Dataset listings of figures:
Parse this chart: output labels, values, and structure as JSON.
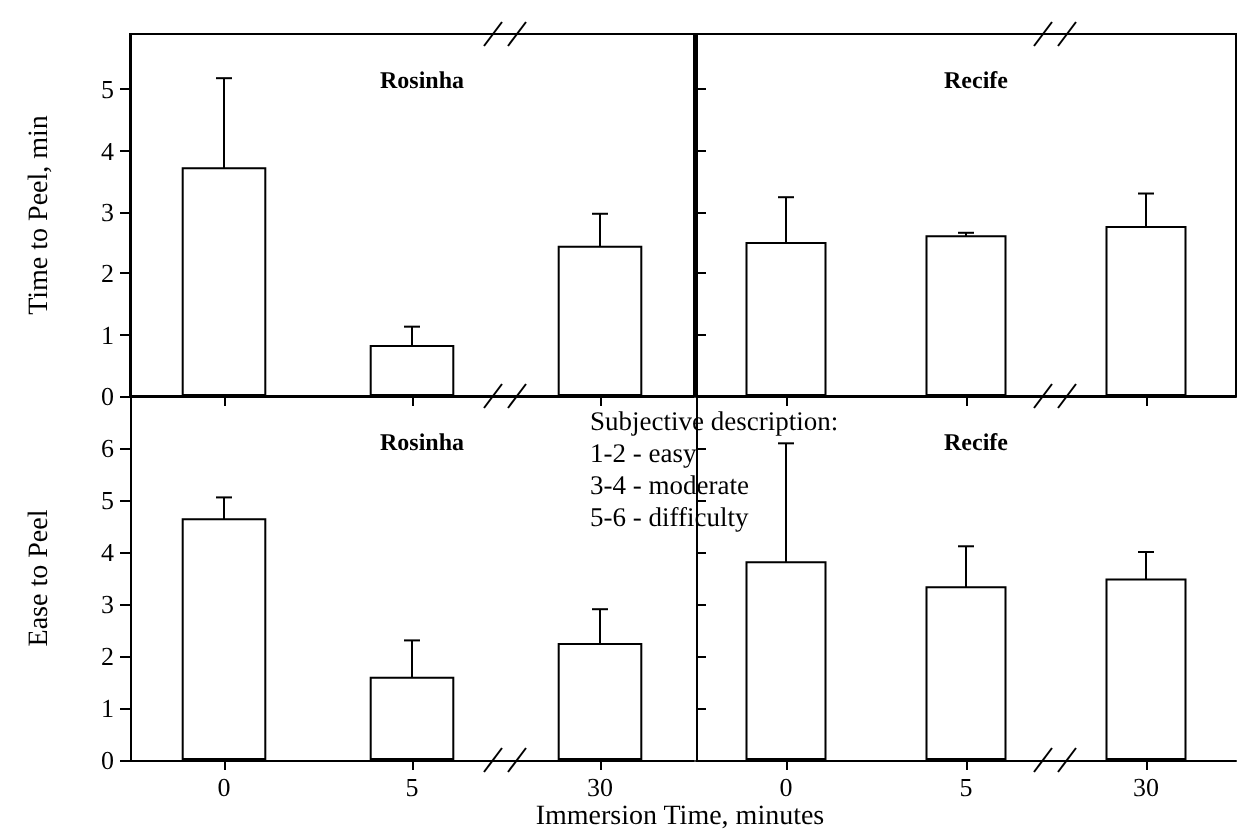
{
  "chart_data": [
    {
      "type": "bar",
      "title": "Rosinha",
      "ylabel": "Time to Peel, min",
      "categories": [
        "0",
        "5",
        "30"
      ],
      "values": [
        3.73,
        0.83,
        2.45
      ],
      "errors": [
        1.45,
        0.3,
        0.52
      ],
      "color": "#ffffff",
      "ylim": [
        0,
        5.9
      ],
      "yticks": [
        0,
        1,
        2,
        3,
        4,
        5
      ],
      "tick_labels": "y"
    },
    {
      "type": "bar",
      "title": "Recife",
      "categories": [
        "0",
        "5",
        "30"
      ],
      "values": [
        2.51,
        2.62,
        2.77
      ],
      "errors": [
        0.73,
        0.04,
        0.53
      ],
      "color": "#ffffff",
      "ylim": [
        0,
        5.9
      ],
      "yticks": [
        0,
        1,
        2,
        3,
        4,
        5
      ],
      "tick_labels": false
    },
    {
      "type": "bar",
      "title": "Rosinha",
      "ylabel": "Ease to Peel",
      "xlabel": "Immersion Time, minutes",
      "categories": [
        "0",
        "5",
        "30"
      ],
      "values": [
        4.65,
        1.6,
        2.25
      ],
      "errors": [
        0.4,
        0.7,
        0.65
      ],
      "color": "#ffffff",
      "ylim": [
        0,
        7
      ],
      "yticks": [
        0,
        1,
        2,
        3,
        4,
        5,
        6
      ]
    },
    {
      "type": "bar",
      "title": "Recife",
      "categories": [
        "0",
        "5",
        "30"
      ],
      "values": [
        3.82,
        3.34,
        3.49
      ],
      "errors": [
        2.27,
        0.77,
        0.51
      ],
      "color": "#ffffff",
      "ylim": [
        0,
        7
      ],
      "yticks": [
        0,
        1,
        2,
        3,
        4,
        5,
        6
      ],
      "tick_labels": "x",
      "annotations": [
        "Subjective description:",
        "1-2 - easy",
        "3-4 - moderate",
        "5-6 - difficulty"
      ]
    }
  ]
}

Short problem: Exclude the images and reproduce the remaining data exactly.

Correct response:
Parse this chart: output labels, values, and structure as JSON.
{
  "chart_data": [
    {
      "type": "bar",
      "title": "Rosinha",
      "ylabel": "Time to Peel, min",
      "categories": [
        "0",
        "5",
        "30"
      ],
      "values": [
        3.73,
        0.83,
        2.45
      ],
      "errors": [
        1.45,
        0.3,
        0.52
      ],
      "color": "#ffffff",
      "ylim": [
        0,
        5.9
      ],
      "yticks": [
        0,
        1,
        2,
        3,
        4,
        5
      ],
      "tick_labels": "y"
    },
    {
      "type": "bar",
      "title": "Recife",
      "categories": [
        "0",
        "5",
        "30"
      ],
      "values": [
        2.51,
        2.62,
        2.77
      ],
      "errors": [
        0.73,
        0.04,
        0.53
      ],
      "color": "#ffffff",
      "ylim": [
        0,
        5.9
      ],
      "yticks": [
        0,
        1,
        2,
        3,
        4,
        5
      ],
      "tick_labels": false
    },
    {
      "type": "bar",
      "title": "Rosinha",
      "ylabel": "Ease to Peel",
      "xlabel": "Immersion Time, minutes",
      "categories": [
        "0",
        "5",
        "30"
      ],
      "values": [
        4.65,
        1.6,
        2.25
      ],
      "errors": [
        0.4,
        0.7,
        0.65
      ],
      "color": "#ffffff",
      "ylim": [
        0,
        7
      ],
      "yticks": [
        0,
        1,
        2,
        3,
        4,
        5,
        6
      ]
    },
    {
      "type": "bar",
      "title": "Recife",
      "categories": [
        "0",
        "5",
        "30"
      ],
      "values": [
        3.82,
        3.34,
        3.49
      ],
      "errors": [
        2.27,
        0.77,
        0.51
      ],
      "color": "#ffffff",
      "ylim": [
        0,
        7
      ],
      "yticks": [
        0,
        1,
        2,
        3,
        4,
        5,
        6
      ],
      "tick_labels": "x",
      "annotations": [
        "Subjective description:",
        "1-2 - easy",
        "3-4 - moderate",
        "5-6 - difficulty"
      ]
    }
  ]
}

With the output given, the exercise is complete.